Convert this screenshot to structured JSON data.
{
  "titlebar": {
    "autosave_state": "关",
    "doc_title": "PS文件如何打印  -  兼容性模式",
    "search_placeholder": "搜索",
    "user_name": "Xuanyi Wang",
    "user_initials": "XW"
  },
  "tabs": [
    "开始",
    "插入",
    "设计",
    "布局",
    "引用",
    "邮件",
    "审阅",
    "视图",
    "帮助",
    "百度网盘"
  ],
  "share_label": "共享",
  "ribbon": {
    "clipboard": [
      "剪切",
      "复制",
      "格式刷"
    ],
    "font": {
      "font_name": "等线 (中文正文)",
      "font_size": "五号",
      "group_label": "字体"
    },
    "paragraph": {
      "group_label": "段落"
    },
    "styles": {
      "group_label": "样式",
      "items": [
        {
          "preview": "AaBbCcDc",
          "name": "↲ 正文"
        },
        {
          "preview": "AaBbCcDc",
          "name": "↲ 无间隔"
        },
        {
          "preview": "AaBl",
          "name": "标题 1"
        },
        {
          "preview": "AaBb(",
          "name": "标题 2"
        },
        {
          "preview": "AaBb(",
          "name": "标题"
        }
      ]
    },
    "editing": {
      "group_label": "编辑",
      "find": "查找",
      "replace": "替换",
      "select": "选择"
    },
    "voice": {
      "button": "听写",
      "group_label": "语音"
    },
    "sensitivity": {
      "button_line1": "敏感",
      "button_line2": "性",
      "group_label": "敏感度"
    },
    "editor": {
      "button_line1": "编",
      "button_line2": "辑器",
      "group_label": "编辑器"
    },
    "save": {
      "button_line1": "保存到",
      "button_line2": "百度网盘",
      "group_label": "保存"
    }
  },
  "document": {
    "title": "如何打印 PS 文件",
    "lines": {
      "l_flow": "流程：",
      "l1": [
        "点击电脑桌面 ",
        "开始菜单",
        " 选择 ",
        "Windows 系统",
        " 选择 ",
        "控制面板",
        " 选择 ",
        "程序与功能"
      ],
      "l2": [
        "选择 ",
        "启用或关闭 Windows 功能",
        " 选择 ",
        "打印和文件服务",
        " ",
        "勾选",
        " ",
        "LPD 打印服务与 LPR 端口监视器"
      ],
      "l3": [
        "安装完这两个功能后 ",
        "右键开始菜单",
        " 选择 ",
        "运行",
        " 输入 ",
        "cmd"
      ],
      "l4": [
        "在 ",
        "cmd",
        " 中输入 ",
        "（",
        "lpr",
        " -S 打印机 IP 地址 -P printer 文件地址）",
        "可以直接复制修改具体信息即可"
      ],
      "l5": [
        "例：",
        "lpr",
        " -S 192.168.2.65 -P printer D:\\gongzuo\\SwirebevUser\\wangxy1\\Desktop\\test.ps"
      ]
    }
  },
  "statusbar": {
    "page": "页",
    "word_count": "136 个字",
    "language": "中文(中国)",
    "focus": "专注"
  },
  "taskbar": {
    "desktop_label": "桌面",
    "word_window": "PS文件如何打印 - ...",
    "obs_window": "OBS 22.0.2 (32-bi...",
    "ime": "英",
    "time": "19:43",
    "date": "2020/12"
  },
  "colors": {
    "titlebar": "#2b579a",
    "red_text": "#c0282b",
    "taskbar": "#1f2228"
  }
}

_ _ _ _ _ _ _

Copy out each line exactly as written.

Convert this screenshot to structured JSON data.
{
  "titlebar": {
    "autosave_state": "关",
    "doc_title": "PS文件如何打印  -  兼容性模式",
    "search_placeholder": "搜索",
    "user_name": "Xuanyi Wang",
    "user_initials": "XW"
  },
  "tabs": [
    "开始",
    "插入",
    "设计",
    "布局",
    "引用",
    "邮件",
    "审阅",
    "视图",
    "帮助",
    "百度网盘"
  ],
  "share_label": "共享",
  "ribbon": {
    "clipboard": [
      "剪切",
      "复制",
      "格式刷"
    ],
    "font": {
      "font_name": "等线 (中文正文)",
      "font_size": "五号",
      "group_label": "字体"
    },
    "paragraph": {
      "group_label": "段落"
    },
    "styles": {
      "group_label": "样式",
      "items": [
        {
          "preview": "AaBbCcDc",
          "name": "↲ 正文"
        },
        {
          "preview": "AaBbCcDc",
          "name": "↲ 无间隔"
        },
        {
          "preview": "AaBl",
          "name": "标题 1"
        },
        {
          "preview": "AaBb(",
          "name": "标题 2"
        },
        {
          "preview": "AaBb(",
          "name": "标题"
        }
      ]
    },
    "editing": {
      "group_label": "编辑",
      "find": "查找",
      "replace": "替换",
      "select": "选择"
    },
    "voice": {
      "button": "听写",
      "group_label": "语音"
    },
    "sensitivity": {
      "button_line1": "敏感",
      "button_line2": "性",
      "group_label": "敏感度"
    },
    "editor": {
      "button_line1": "编",
      "button_line2": "辑器",
      "group_label": "编辑器"
    },
    "save": {
      "button_line1": "保存到",
      "button_line2": "百度网盘",
      "group_label": "保存"
    }
  },
  "document": {
    "title": "如何打印 PS 文件",
    "lines": {
      "l_flow": "流程：",
      "l1": [
        "点击电脑桌面 ",
        "开始菜单",
        " 选择 ",
        "Windows 系统",
        " 选择 ",
        "控制面板",
        " 选择 ",
        "程序与功能"
      ],
      "l2": [
        "选择 ",
        "启用或关闭 Windows 功能",
        " 选择 ",
        "打印和文件服务",
        " ",
        "勾选",
        " ",
        "LPD 打印服务与 LPR 端口监视器"
      ],
      "l3": [
        "安装完这两个功能后 ",
        "右键开始菜单",
        " 选择 ",
        "运行",
        " 输入 ",
        "cmd"
      ],
      "l4": [
        "在 ",
        "cmd",
        " 中输入 ",
        "（",
        "lpr",
        " -S 打印机 IP 地址 -P printer 文件地址）",
        "可以直接复制修改具体信息即可"
      ],
      "l5": [
        "例：",
        "lpr",
        " -S 192.168.2.65 -P printer D:\\gongzuo\\SwirebevUser\\wangxy1\\Desktop\\test.ps"
      ]
    }
  },
  "statusbar": {
    "page": "页",
    "word_count": "136 个字",
    "language": "中文(中国)",
    "focus": "专注"
  },
  "taskbar": {
    "desktop_label": "桌面",
    "word_window": "PS文件如何打印 - ...",
    "obs_window": "OBS 22.0.2 (32-bi...",
    "ime": "英",
    "time": "19:43",
    "date": "2020/12"
  },
  "colors": {
    "titlebar": "#2b579a",
    "red_text": "#c0282b",
    "taskbar": "#1f2228"
  }
}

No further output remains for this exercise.